__Task to complete__:
Using the listing below, extract each line that has the word "distribución" in it.

[Begin Exercise input]

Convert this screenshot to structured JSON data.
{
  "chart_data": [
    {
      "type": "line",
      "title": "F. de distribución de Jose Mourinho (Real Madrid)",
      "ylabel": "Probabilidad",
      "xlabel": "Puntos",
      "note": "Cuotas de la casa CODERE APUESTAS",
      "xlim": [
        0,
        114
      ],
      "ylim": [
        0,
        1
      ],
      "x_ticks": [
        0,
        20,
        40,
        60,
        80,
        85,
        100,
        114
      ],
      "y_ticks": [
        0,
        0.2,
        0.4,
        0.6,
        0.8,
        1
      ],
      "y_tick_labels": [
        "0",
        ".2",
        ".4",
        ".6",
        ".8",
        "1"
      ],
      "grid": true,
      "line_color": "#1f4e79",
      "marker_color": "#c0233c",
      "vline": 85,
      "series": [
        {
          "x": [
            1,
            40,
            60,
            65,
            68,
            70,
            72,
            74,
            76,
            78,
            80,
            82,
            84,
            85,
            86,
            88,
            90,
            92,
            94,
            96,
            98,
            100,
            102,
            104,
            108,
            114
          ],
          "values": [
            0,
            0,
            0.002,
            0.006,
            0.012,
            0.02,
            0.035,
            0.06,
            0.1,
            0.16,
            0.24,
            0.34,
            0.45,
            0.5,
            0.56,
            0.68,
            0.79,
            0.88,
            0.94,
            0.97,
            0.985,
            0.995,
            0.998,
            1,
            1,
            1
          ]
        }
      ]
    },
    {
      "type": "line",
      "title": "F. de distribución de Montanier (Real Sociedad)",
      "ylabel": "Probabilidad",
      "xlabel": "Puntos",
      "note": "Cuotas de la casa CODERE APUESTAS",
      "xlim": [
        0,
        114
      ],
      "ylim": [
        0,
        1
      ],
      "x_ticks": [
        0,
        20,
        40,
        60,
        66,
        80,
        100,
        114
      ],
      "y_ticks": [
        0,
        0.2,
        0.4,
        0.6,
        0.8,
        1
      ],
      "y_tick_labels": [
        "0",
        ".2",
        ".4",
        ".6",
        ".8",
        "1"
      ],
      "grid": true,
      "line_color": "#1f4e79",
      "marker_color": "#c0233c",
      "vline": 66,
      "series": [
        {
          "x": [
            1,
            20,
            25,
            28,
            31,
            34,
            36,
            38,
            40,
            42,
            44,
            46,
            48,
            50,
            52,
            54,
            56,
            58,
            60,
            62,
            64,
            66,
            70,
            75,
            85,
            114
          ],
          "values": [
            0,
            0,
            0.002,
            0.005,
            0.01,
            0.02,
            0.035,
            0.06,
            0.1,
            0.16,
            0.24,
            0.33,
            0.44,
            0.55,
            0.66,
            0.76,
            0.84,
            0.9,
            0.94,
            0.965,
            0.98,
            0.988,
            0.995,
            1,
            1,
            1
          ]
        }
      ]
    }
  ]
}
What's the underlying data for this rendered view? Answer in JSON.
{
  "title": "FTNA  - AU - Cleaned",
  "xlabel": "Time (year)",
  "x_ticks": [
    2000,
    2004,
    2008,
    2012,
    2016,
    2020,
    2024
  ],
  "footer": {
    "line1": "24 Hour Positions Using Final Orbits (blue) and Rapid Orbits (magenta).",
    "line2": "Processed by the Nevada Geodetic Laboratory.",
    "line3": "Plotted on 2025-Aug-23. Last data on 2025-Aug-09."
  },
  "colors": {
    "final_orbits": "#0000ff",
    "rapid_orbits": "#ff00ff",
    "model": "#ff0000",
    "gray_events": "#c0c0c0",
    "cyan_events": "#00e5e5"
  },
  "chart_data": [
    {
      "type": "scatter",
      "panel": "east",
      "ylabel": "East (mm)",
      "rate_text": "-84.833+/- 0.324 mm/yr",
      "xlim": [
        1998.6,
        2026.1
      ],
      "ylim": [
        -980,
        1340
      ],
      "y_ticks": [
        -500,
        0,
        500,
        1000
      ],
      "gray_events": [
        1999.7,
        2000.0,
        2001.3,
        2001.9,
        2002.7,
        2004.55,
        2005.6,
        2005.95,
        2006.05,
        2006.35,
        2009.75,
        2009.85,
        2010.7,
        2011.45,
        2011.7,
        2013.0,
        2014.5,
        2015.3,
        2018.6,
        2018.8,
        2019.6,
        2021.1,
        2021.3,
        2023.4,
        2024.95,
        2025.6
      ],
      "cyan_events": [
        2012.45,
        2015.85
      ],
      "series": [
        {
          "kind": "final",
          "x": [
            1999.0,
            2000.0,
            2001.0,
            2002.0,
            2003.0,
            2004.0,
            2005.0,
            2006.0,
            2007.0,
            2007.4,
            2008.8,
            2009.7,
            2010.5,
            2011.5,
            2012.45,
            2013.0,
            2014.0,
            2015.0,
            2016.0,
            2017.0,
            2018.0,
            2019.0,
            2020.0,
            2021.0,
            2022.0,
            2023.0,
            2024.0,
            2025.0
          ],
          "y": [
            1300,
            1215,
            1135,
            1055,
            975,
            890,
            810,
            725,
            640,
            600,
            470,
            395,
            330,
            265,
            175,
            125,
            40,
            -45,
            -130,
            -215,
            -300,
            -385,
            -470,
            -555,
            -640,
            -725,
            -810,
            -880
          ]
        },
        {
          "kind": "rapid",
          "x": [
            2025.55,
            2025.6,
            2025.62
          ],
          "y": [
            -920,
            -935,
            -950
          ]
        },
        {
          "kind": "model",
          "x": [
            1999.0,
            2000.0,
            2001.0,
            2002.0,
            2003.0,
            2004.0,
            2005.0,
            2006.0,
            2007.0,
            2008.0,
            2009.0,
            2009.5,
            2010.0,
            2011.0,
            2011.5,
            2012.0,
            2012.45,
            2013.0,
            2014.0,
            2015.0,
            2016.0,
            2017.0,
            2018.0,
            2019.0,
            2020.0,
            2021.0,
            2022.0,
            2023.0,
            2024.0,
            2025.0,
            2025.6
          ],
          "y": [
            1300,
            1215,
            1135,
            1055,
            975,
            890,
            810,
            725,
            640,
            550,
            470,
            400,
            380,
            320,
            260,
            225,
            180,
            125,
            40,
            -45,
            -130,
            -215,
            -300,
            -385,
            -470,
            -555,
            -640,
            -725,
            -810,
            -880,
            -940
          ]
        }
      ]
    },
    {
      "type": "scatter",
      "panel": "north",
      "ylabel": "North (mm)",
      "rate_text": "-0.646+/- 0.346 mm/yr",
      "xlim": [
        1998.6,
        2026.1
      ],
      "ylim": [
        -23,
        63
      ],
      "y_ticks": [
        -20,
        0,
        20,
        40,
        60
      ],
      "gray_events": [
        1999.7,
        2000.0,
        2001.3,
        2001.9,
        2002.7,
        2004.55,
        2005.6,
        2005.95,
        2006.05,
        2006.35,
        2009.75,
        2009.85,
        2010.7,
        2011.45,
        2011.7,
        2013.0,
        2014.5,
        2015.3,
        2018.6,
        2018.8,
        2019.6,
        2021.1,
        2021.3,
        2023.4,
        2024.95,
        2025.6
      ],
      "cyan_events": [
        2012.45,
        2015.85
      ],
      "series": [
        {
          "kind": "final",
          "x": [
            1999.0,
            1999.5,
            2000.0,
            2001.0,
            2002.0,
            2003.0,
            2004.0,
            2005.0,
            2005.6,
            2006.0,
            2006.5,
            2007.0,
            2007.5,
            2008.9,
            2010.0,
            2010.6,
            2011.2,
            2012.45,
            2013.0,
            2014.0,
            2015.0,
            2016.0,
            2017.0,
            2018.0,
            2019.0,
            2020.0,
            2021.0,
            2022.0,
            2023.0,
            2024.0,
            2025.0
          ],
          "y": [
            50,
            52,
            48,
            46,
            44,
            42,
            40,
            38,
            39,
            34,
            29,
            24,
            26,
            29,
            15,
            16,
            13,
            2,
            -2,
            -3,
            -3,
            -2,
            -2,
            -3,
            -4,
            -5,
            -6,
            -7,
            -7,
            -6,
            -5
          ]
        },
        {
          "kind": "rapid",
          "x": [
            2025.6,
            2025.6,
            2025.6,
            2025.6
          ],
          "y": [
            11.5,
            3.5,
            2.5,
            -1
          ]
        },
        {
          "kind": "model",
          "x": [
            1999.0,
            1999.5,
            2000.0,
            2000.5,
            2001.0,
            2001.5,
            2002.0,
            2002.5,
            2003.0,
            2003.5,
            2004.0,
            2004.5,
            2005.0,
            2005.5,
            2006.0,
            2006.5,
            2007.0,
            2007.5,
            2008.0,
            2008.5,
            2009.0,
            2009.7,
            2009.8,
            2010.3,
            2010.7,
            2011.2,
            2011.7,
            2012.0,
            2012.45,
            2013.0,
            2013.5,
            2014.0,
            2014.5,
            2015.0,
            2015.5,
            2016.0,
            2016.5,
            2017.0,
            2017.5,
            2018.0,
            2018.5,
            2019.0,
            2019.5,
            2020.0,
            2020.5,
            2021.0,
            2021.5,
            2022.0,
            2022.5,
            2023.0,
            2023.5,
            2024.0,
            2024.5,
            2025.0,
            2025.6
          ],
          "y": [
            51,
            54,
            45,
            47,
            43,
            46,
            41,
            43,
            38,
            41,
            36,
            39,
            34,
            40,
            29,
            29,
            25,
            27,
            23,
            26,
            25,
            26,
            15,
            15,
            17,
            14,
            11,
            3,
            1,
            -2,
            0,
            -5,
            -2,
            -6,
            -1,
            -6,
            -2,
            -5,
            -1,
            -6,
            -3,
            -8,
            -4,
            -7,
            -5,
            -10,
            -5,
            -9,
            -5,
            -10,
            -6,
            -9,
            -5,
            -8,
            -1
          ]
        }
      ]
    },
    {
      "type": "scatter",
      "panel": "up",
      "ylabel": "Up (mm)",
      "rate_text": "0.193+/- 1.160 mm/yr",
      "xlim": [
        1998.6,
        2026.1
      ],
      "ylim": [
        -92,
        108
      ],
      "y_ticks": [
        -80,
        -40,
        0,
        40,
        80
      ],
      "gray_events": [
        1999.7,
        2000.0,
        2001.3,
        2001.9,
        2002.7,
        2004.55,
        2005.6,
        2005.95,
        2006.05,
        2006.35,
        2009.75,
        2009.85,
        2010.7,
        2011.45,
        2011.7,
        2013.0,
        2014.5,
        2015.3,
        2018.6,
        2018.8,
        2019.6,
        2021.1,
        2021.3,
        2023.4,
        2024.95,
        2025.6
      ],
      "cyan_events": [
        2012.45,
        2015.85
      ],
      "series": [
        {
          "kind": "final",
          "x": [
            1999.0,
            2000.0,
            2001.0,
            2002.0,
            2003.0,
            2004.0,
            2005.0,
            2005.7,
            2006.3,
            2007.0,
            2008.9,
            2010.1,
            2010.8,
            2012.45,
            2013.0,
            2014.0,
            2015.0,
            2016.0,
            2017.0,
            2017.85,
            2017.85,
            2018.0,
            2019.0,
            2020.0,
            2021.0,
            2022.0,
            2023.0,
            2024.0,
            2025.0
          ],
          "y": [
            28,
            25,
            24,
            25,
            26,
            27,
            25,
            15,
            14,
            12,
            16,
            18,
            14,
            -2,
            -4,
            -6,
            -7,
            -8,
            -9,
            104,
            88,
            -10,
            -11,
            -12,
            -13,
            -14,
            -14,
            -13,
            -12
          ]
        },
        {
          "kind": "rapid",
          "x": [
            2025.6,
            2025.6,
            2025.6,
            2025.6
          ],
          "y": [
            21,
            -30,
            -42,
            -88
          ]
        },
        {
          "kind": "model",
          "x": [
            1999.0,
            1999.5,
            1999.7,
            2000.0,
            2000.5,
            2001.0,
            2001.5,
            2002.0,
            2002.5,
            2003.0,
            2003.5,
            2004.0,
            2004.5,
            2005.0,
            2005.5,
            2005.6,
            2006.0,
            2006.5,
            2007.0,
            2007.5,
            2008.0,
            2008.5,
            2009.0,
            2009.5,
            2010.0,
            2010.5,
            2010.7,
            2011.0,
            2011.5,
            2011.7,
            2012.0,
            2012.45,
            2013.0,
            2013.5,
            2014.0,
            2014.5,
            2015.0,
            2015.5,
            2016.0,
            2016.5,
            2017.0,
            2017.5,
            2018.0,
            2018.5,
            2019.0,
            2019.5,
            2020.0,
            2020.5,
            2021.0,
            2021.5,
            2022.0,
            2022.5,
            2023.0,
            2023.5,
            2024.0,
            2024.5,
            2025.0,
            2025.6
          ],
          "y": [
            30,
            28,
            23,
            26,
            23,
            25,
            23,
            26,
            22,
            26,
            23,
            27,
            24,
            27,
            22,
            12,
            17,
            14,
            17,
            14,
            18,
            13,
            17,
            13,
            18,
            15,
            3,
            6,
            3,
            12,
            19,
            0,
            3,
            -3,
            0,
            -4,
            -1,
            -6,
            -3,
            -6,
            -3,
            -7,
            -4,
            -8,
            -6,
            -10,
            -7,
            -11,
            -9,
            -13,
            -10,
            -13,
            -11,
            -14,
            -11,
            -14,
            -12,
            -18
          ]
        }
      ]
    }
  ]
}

[End Exercise input]

__Result of this exercise__:
      "title": "F. de distribución de Jose Mourinho (Real Madrid)",
      "title": "F. de distribución de Montanier (Real Sociedad)",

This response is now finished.